START Material

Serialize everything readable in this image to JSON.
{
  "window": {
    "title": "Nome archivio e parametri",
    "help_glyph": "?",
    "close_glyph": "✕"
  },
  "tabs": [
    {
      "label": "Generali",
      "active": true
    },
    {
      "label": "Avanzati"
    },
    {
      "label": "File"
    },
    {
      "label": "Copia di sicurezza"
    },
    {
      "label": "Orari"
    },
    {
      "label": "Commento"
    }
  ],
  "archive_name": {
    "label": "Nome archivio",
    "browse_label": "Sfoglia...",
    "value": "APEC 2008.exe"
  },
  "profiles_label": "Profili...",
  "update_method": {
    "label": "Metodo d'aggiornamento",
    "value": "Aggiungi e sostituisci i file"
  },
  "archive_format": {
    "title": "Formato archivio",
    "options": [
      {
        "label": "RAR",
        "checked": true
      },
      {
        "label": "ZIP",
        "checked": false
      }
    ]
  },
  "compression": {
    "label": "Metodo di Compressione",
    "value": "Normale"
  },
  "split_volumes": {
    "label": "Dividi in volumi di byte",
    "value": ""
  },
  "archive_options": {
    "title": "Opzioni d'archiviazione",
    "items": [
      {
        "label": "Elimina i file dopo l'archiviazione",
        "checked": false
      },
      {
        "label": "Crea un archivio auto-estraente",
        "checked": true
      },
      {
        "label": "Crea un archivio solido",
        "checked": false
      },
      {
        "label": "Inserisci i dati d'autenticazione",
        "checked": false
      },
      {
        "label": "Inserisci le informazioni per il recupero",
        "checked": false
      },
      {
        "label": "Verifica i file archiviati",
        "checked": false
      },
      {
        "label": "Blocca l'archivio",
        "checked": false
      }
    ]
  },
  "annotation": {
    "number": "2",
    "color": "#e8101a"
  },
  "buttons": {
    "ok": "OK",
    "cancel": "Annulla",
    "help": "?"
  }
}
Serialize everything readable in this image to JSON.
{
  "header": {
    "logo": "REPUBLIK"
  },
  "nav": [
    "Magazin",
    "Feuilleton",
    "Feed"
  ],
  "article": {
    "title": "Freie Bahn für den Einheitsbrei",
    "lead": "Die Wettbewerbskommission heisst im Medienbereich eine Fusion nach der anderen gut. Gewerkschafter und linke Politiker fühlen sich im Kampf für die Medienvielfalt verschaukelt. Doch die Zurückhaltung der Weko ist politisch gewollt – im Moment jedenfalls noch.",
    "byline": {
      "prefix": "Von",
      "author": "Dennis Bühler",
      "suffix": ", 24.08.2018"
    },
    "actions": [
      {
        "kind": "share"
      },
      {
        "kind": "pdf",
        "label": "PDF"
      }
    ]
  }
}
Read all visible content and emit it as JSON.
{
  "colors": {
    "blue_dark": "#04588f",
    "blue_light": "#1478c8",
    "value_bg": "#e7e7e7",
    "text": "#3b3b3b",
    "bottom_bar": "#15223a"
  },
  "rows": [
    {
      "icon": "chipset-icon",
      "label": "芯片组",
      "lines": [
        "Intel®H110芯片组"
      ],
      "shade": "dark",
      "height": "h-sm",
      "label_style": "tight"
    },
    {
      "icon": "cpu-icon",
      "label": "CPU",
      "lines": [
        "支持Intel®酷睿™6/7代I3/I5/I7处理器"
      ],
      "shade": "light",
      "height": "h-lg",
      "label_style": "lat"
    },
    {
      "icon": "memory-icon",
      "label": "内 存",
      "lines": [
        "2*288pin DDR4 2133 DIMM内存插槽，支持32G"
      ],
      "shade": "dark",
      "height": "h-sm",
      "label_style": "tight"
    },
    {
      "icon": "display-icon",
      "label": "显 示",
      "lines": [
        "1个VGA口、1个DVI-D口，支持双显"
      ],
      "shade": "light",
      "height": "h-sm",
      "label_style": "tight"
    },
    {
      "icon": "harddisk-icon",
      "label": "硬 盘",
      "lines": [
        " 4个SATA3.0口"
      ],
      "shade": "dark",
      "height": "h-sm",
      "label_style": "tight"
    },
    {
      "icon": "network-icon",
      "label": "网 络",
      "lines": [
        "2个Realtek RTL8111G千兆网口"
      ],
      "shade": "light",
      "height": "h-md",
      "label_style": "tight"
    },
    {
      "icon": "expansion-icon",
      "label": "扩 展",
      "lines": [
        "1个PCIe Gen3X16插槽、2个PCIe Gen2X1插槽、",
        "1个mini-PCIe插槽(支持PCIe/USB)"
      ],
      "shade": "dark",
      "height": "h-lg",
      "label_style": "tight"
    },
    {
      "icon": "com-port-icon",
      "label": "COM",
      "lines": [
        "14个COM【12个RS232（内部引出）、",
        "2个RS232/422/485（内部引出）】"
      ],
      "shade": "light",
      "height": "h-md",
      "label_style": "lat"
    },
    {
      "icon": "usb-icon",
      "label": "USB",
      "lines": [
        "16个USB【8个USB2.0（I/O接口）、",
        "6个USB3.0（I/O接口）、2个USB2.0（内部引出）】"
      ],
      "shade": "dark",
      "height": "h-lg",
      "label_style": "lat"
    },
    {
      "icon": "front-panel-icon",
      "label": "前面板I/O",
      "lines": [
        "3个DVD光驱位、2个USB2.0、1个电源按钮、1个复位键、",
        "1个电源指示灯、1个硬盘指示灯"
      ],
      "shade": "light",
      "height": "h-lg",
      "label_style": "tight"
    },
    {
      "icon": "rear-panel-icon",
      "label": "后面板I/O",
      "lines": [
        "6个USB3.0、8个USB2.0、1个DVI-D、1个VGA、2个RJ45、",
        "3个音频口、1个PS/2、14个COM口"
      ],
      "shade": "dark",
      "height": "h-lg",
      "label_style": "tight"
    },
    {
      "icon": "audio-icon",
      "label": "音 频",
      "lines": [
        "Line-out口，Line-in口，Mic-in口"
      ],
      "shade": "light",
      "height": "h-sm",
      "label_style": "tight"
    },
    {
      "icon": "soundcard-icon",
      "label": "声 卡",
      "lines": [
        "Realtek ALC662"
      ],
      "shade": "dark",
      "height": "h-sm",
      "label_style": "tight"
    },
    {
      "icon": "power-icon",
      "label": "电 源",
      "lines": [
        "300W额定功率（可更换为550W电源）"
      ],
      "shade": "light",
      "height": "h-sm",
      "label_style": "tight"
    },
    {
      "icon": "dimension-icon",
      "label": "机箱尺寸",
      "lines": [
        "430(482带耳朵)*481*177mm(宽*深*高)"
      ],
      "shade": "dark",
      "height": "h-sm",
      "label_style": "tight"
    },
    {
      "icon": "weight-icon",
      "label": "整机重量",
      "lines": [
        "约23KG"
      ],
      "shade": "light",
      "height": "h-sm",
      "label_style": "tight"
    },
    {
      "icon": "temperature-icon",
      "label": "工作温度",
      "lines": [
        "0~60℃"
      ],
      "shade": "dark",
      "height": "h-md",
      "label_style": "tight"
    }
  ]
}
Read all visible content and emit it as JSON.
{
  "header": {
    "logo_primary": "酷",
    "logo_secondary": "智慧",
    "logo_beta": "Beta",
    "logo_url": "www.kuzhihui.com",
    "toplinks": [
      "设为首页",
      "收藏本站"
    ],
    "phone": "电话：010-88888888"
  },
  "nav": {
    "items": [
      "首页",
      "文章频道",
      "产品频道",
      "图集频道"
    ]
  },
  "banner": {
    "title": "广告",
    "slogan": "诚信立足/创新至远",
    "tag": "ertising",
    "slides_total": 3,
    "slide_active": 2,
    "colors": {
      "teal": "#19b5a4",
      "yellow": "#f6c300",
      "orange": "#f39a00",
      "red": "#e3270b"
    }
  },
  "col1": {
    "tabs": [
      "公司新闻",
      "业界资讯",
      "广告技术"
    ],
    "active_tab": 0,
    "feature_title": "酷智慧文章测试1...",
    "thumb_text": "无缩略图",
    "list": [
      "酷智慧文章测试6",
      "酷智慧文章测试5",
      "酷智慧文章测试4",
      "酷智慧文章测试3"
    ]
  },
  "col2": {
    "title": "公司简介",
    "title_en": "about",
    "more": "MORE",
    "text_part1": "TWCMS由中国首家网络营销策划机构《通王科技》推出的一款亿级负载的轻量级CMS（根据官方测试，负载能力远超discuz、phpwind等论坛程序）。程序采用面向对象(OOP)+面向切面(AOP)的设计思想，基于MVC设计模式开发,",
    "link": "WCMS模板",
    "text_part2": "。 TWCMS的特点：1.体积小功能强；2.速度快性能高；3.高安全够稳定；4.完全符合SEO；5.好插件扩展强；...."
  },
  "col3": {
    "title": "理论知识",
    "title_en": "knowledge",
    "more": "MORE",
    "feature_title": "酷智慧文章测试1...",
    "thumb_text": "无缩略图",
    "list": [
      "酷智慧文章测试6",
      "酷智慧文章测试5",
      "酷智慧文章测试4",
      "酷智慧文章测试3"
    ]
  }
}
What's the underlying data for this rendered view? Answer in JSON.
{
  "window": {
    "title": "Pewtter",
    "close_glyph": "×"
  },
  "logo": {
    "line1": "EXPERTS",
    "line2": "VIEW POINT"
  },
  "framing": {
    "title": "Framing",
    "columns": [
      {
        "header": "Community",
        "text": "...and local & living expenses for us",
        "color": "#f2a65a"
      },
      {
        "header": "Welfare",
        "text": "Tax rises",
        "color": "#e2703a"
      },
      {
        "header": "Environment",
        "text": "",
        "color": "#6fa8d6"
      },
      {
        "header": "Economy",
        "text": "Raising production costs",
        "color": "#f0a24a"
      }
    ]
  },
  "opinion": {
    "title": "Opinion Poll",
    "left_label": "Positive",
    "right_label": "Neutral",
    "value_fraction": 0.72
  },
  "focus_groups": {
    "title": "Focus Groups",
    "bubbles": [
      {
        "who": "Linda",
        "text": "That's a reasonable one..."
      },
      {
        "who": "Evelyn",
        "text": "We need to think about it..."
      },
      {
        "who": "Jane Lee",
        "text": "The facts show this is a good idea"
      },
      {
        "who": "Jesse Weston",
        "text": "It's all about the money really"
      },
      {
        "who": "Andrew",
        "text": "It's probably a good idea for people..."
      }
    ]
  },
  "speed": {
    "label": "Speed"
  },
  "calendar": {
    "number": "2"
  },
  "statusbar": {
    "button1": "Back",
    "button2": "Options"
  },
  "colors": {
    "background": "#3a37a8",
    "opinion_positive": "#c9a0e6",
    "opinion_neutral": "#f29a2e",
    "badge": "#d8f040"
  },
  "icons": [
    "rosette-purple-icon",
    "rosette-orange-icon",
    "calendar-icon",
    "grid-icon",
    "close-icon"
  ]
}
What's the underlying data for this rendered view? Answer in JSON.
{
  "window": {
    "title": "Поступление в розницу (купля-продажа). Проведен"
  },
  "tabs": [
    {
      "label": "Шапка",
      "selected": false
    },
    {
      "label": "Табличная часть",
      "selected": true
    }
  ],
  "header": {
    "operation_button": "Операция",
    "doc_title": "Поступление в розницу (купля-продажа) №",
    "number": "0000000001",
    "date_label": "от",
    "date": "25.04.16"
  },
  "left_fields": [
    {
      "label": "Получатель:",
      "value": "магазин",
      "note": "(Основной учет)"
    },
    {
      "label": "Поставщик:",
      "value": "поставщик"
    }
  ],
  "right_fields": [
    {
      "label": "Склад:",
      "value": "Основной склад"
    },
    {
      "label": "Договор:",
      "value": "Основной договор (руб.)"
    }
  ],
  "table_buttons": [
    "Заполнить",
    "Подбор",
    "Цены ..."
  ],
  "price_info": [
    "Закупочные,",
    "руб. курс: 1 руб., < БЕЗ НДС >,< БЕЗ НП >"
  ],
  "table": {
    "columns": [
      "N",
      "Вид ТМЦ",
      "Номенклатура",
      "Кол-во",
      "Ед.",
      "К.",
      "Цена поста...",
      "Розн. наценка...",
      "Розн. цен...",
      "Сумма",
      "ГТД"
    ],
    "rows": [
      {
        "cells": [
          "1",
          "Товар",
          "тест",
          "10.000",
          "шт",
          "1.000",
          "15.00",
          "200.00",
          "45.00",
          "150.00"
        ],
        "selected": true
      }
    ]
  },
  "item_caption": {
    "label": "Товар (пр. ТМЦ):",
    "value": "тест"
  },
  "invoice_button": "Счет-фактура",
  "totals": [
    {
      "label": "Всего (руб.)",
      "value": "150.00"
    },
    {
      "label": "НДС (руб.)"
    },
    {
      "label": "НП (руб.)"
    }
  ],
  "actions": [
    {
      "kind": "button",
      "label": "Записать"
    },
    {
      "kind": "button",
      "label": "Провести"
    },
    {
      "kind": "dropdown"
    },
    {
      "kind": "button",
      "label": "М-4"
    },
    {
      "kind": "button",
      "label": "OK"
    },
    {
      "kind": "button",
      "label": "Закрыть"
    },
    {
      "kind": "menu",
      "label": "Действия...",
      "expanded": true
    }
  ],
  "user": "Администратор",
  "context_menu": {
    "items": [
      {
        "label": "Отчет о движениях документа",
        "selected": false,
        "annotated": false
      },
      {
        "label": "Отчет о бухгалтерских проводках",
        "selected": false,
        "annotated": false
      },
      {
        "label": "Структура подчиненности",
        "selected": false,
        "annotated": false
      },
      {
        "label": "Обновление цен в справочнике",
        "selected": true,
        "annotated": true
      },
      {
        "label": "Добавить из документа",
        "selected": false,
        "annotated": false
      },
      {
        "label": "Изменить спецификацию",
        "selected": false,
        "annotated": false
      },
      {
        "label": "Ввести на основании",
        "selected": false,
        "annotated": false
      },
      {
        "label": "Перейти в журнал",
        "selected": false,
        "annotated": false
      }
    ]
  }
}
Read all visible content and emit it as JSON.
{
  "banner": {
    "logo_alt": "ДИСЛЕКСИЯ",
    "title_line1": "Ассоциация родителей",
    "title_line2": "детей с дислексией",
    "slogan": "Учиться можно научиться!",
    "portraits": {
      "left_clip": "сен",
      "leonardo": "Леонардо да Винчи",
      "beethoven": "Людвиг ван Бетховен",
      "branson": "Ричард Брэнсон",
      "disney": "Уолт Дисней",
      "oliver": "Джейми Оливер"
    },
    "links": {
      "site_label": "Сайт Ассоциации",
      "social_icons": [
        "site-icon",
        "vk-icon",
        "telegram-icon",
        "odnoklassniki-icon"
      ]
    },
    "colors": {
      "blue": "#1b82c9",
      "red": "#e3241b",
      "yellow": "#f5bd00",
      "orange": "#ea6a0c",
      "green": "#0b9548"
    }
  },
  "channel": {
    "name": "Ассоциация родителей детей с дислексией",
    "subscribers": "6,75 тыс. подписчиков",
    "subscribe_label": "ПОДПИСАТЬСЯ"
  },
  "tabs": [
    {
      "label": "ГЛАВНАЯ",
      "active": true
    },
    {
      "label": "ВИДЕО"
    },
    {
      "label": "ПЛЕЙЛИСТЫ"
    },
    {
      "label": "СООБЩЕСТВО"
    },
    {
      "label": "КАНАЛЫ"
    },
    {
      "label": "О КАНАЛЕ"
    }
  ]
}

END Material

_What to do_
Find how many lines in the listing contain the word "дислексией" and give that count alone.

_Answer for this exercise_
2